_Your objective_:
Write the data below out exactly as it stands. Do not include the pictures.

** BEGIN Material shown **

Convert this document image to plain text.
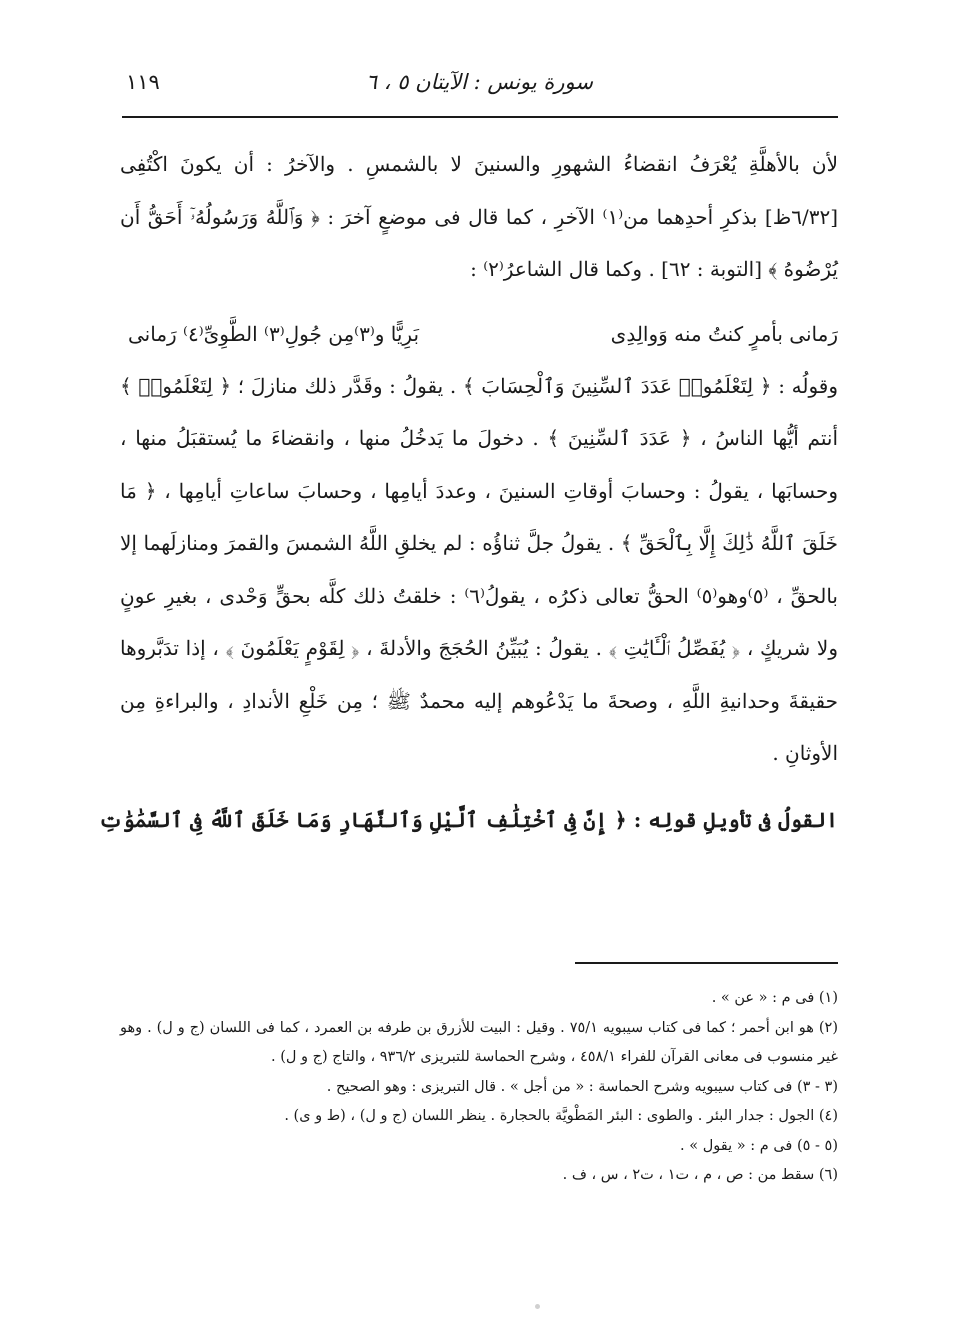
سورة يونس : الآيتان ٥ ، ٦
١١٩

لأن بالأهلَّةِ يُعْرَفُ انقضاءُ الشهورِ والسنينَ لا بالشمسِ . والآخرُ : أن يكونَ اكْتُفِى [٦/٣٢ظ] بذكرِ أحدِهما من⁽١⁾ الآخرِ ، كما قال فى موضعٍ آخرَ : ﴿ وَٱللَّهُ وَرَسُولُهُۥٓ أَحَقُّ أَن يُرْضُوهُ ﴾ [التوبة : ٦٢] . وكما قال الشاعرُ⁽٢⁾ :

رَمانى بأمرٍ كنتُ منه وَوالِدِى
بَرِيًّا و⁽٣⁾مِن جُولِ⁽٣⁾ الطَّوِىِّ⁽٤⁾ رَمانى

وقولُه : ﴿ لِتَعْلَمُوا۟ عَدَدَ ٱلسِّنِينَ وَٱلْحِسَابَ ﴾ . يقولُ : وقَدَّر ذلك منازلَ ؛ ﴿ لِتَعْلَمُوا۟ ﴾ أنتم أيُّها الناسُ ، ﴿ عَدَدَ ٱلسِّنِينَ ﴾ . دخولَ ما يَدخُلُ منها ، وانقضاءَ ما يُستقبَلُ منها ، وحسابَها ، يقولُ : وحسابَ أوقاتِ السنينَ ، وعددَ أيامِها ، وحسابَ ساعاتِ أيامِها ، ﴿ مَا خَلَقَ ٱللَّهُ ذَٰلِكَ إِلَّا بِٱلْحَقِّ ﴾ . يقولُ جلَّ ثناؤُه : لم يخلقِ اللَّهُ الشمسَ والقمرَ ومنازلَهما إلا بالحقِّ ، ⁽٥⁾وهو⁽٥⁾ الحقُّ تعالى ذكرُه ، يقولُ⁽٦⁾ : خلقتُ ذلك كلَّه بحقٍّ وَحْدى ، بغيرِ عونٍ ولا شريكٍ ، ﴿ يُفَصِّلُ ٱلْـَٔايَٰتِ ﴾ . يقولُ : يُبَيِّنُ الحُجَجَ والأدلةَ ، ﴿ لِقَوْمٍ يَعْلَمُونَ ﴾ ، إذا تدَبَّروها حقيقةَ وحدانيةِ اللَّهِ ، وصحةَ ما يَدْعُوهم إليه محمدٌ ﷺ ؛ مِن خَلْعِ الأندادِ ، والبراءةِ مِن الأوثانِ .

القولُ فى تأويلِ قولِه : ﴿ إِنَّ فِى ٱخْتِلَٰفِ ٱلَّيْلِ وَٱلنَّهَارِ وَمَا خَلَقَ ٱللَّهُ فِى ٱلسَّمَٰوَٰتِ

(١) فى م : « عن » .

(٢) هو ابن أحمر ؛ كما فى كتاب سيبويه ٧٥/١ . وقيل : البيت للأزرق بن طرفه بن العمرد ، كما فى اللسان (ج و ل) . وهو غير منسوب فى معانى القرآن للفراء ٤٥٨/١ ، وشرح الحماسة للتبريزى ٩٣٦/٢ ، والتاج (ج و ل) .

(٣ - ٣) فى كتاب سيبويه وشرح الحماسة : « من أجل » . قال التبريزى : وهو الصحيح .

(٤) الجول : جدار البئر . والطوى : البئر المَطْويَّة بالحجارة . ينظر اللسان (ج و ل) ، (ط و ى) .

(٥ - ٥) فى م : « يقول » .

(٦) سقط من : ص ، م ، ت١ ، ت٢ ، س ، ف .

** END Material shown **

_Solved problem_:
Convert this document image to plain text.
سورة يونس : الآيتان ٥ ، ٦
١١٩

لأن بالأهلَّةِ يُعْرَفُ انقضاءُ الشهورِ والسنينَ لا بالشمسِ . والآخرُ : أن يكونَ اكْتُفِى [٦/٣٢ظ] بذكرِ أحدِهما من⁽١⁾ الآخرِ ، كما قال فى موضعٍ آخرَ : ﴿ وَٱللَّهُ وَرَسُولُهُۥٓ أَحَقُّ أَن يُرْضُوهُ ﴾ [التوبة : ٦٢] . وكما قال الشاعرُ⁽٢⁾ :

رَمانى بأمرٍ كنتُ منه وَوالِدِى
بَرِيًّا و⁽٣⁾مِن جُولِ⁽٣⁾ الطَّوِىِّ⁽٤⁾ رَمانى

وقولُه : ﴿ لِتَعْلَمُوا۟ عَدَدَ ٱلسِّنِينَ وَٱلْحِسَابَ ﴾ . يقولُ : وقَدَّر ذلك منازلَ ؛ ﴿ لِتَعْلَمُوا۟ ﴾ أنتم أيُّها الناسُ ، ﴿ عَدَدَ ٱلسِّنِينَ ﴾ . دخولَ ما يَدخُلُ منها ، وانقضاءَ ما يُستقبَلُ منها ، وحسابَها ، يقولُ : وحسابَ أوقاتِ السنينَ ، وعددَ أيامِها ، وحسابَ ساعاتِ أيامِها ، ﴿ مَا خَلَقَ ٱللَّهُ ذَٰلِكَ إِلَّا بِٱلْحَقِّ ﴾ . يقولُ جلَّ ثناؤُه : لم يخلقِ اللَّهُ الشمسَ والقمرَ ومنازلَهما إلا بالحقِّ ، ⁽٥⁾وهو⁽٥⁾ الحقُّ تعالى ذكرُه ، يقولُ⁽٦⁾ : خلقتُ ذلك كلَّه بحقٍّ وَحْدى ، بغيرِ عونٍ ولا شريكٍ ، ﴿ يُفَصِّلُ ٱلْـَٔايَٰتِ ﴾ . يقولُ : يُبَيِّنُ الحُجَجَ والأدلةَ ، ﴿ لِقَوْمٍ يَعْلَمُونَ ﴾ ، إذا تدَبَّروها حقيقةَ وحدانيةِ اللَّهِ ، وصحةَ ما يَدْعُوهم إليه محمدٌ ﷺ ؛ مِن خَلْعِ الأندادِ ، والبراءةِ مِن الأوثانِ .

القولُ فى تأويلِ قولِه : ﴿ إِنَّ فِى ٱخْتِلَٰفِ ٱلَّيْلِ وَٱلنَّهَارِ وَمَا خَلَقَ ٱللَّهُ فِى ٱلسَّمَٰوَٰتِ

(١) فى م : « عن » .

(٢) هو ابن أحمر ؛ كما فى كتاب سيبويه ٧٥/١ . وقيل : البيت للأزرق بن طرفه بن العمرد ، كما فى اللسان (ج و ل) . وهو غير منسوب فى معانى القرآن للفراء ٤٥٨/١ ، وشرح الحماسة للتبريزى ٩٣٦/٢ ، والتاج (ج و ل) .

(٣ - ٣) فى كتاب سيبويه وشرح الحماسة : « من أجل » . قال التبريزى : وهو الصحيح .

(٤) الجول : جدار البئر . والطوى : البئر المَطْويَّة بالحجارة . ينظر اللسان (ج و ل) ، (ط و ى) .

(٥ - ٥) فى م : « يقول » .

(٦) سقط من : ص ، م ، ت١ ، ت٢ ، س ، ف .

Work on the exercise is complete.